Trecho selecionado —

A Direcção Nacional da Polícia Nacional, garantiu nesta quinta-feira que em todo o território nacional houve uma adesão de 46,6% dos efectivos no segundo e penúltimo dia da greve dos agentes da Polícia Nacional (PN).
Em comunicado enviado à Inforpress, a PN informou que dos 611 efectivos escalados nos diferentes serviços e unidades operacionais a nível nacional, 53,28% compareceram nos seus respectivos postos de trabalho e 285 efectivos aderiram à greve.
Enquanto os dados da Direcção Nacional da Polícia Nacional apontam para uma adesão de 46,6% no segundo dia, o presidente do Sinapol, José Barbosa, garante que houve uma adesão de 99%, a nível nacional.
No tocante ao cumprimento do plano operacional para esta quadra festiva, particularmente na Cidade da Praia, assegurou que está sendo garantido pelo pessoal que não aderiu à greve e que conta com o apoio das Forças Armadas.
Em relação às fronteiras, os serviços, de acordo com o comunicado do Gabinete do Governo, estão a ser garantidos normalmente na Cidade da Praia e na Ilha do Sal, pelos efectivos da Direcção de Estrangeiros e Fronteiras, que não aderiram à greve.

(Dados de análise do layout de documentos)
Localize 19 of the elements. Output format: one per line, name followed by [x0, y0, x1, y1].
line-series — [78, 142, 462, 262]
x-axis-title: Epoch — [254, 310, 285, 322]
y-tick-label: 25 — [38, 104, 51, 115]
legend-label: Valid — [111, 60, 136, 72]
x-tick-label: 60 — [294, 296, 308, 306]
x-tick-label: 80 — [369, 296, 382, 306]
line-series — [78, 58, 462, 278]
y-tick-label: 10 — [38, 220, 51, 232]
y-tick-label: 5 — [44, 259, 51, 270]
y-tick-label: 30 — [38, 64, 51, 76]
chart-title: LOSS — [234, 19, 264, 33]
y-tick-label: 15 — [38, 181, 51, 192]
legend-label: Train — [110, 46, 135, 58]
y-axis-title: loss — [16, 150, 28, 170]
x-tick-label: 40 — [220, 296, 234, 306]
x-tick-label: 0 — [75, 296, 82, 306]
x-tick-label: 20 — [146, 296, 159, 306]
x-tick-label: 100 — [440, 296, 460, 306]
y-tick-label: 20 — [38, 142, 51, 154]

Tarefa —
Extraia do texto sobre a greve da Polícia Nacional, sem qualquer alteração, o trecho que se inicia com as palavras "No tocante ao" e termina com "não aderiram à greve.".

Resposta esperada —
No tocante ao cumprimento do plano operacional para esta quadra festiva, particularmente na Cidade da Praia, assegurou que está sendo garantido pelo pessoal que não aderiu à greve e que conta com o apoio das Forças Armadas.
Em relação às fronteiras, os serviços, de acordo com o comunicado do Gabinete do Governo, estão a ser garantidos normalmente na Cidade da Praia e na Ilha do Sal, pelos efectivos da Direcção de Estrangeiros e Fronteiras, que não aderiram à greve.